* [Stated task]
Strip the pictures and reproduce the rest of the listing exactly.

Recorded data
—————

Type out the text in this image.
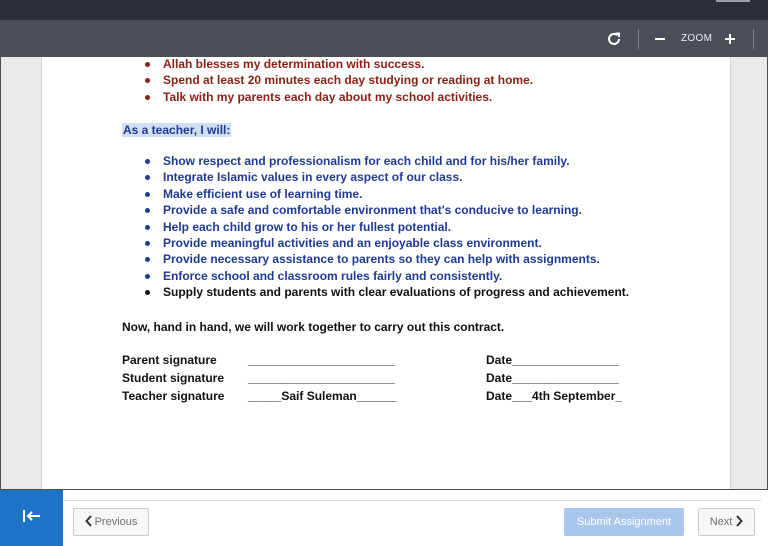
ZOOM
Allah blesses my determination with success.
Spend at least 20 minutes each day studying or reading at home.
Talk with my parents each day about my school activities.
As a teacher, I will:
Show respect and professionalism for each child and for his/her family.
Integrate Islamic values in every aspect of our class.
Make efficient use of learning time.
Provide a safe and comfortable environment that's conducive to learning.
Help each child grow to his or her fullest potential.
Provide meaningful activities and an enjoyable class environment.
Provide necessary assistance to parents so they can help with assignments.
Enforce school and classroom rules fairly and consistently.
Supply students and parents with clear evaluations of progress and achievement.
Now, hand in hand, we will work together to carry out this contract.
Parent signature	______________________	Date________________
Student signature ______________________	Date________________
Teacher signature _____Saif Suleman______	Date___4th September_
Previous	Submit Assignment	Next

—————

* [Output of the task]
Type out the text in this image.
ZOOM
Allah blesses my determination with success.
Spend at least 20 minutes each day studying or reading at home.
Talk with my parents each day about my school activities.
As a teacher, I will:
Show respect and professionalism for each child and for his/her family.
Integrate Islamic values in every aspect of our class.
Make efficient use of learning time.
Provide a safe and comfortable environment that's conducive to learning.
Help each child grow to his or her fullest potential.
Provide meaningful activities and an enjoyable class environment.
Provide necessary assistance to parents so they can help with assignments.
Enforce school and classroom rules fairly and consistently.
Supply students and parents with clear evaluations of progress and achievement.
Now, hand in hand, we will work together to carry out this contract.
Parent signature	______________________	Date________________
Student signature ______________________	Date________________
Teacher signature _____Saif Suleman______	Date___4th September_
Previous	Submit Assignment	Next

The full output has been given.